Records from a data collection:
_ _ _
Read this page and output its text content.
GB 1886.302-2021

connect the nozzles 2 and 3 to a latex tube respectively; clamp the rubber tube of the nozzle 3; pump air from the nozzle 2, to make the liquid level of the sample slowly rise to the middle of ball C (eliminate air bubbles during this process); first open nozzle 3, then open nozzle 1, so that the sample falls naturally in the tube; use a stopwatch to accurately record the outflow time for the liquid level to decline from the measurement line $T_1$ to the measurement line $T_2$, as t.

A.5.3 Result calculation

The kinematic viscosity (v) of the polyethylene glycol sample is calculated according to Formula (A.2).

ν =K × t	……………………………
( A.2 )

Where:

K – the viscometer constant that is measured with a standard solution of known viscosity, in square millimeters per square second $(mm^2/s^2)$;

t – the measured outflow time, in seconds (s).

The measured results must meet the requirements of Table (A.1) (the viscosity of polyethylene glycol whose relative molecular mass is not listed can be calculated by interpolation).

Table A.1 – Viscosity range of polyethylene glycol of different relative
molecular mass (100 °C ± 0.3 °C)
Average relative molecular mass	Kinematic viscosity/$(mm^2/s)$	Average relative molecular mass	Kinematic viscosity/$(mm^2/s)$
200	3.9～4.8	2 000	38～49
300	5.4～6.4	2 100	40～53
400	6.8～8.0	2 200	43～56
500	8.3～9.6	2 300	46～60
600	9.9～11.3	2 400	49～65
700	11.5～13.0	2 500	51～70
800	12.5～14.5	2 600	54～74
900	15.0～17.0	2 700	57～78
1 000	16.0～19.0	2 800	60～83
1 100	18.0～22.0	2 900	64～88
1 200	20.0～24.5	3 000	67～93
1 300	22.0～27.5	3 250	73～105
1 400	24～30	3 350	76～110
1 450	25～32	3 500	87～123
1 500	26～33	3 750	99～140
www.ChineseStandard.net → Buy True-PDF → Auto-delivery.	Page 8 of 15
_ _ _
* [TO DO]: Extract each entry in full, exactly as given.

* [THE OUTPUT]:
Read this page and output its text content.
GB 1886.302-2021

connect the nozzles 2 and 3 to a latex tube respectively; clamp the rubber tube of the nozzle 3; pump air from the nozzle 2, to make the liquid level of the sample slowly rise to the middle of ball C (eliminate air bubbles during this process); first open nozzle 3, then open nozzle 1, so that the sample falls naturally in the tube; use a stopwatch to accurately record the outflow time for the liquid level to decline from the measurement line $T_1$ to the measurement line $T_2$, as t.

A.5.3 Result calculation

The kinematic viscosity (v) of the polyethylene glycol sample is calculated according to Formula (A.2).

ν =K × t	……………………………
( A.2 )

Where:

K – the viscometer constant that is measured with a standard solution of known viscosity, in square millimeters per square second $(mm^2/s^2)$;

t – the measured outflow time, in seconds (s).

The measured results must meet the requirements of Table (A.1) (the viscosity of polyethylene glycol whose relative molecular mass is not listed can be calculated by interpolation).

Table A.1 – Viscosity range of polyethylene glycol of different relative
molecular mass (100 °C ± 0.3 °C)
Average relative molecular mass	Kinematic viscosity/$(mm^2/s)$	Average relative molecular mass	Kinematic viscosity/$(mm^2/s)$
200	3.9～4.8	2 000	38～49
300	5.4～6.4	2 100	40～53
400	6.8～8.0	2 200	43～56
500	8.3～9.6	2 300	46～60
600	9.9～11.3	2 400	49～65
700	11.5～13.0	2 500	51～70
800	12.5～14.5	2 600	54～74
900	15.0～17.0	2 700	57～78
1 000	16.0～19.0	2 800	60～83
1 100	18.0～22.0	2 900	64～88
1 200	20.0～24.5	3 000	67～93
1 300	22.0～27.5	3 250	73～105
1 400	24～30	3 350	76～110
1 450	25～32	3 500	87～123
1 500	26～33	3 750	99～140
www.ChineseStandard.net → Buy True-PDF → Auto-delivery.	Page 8 of 15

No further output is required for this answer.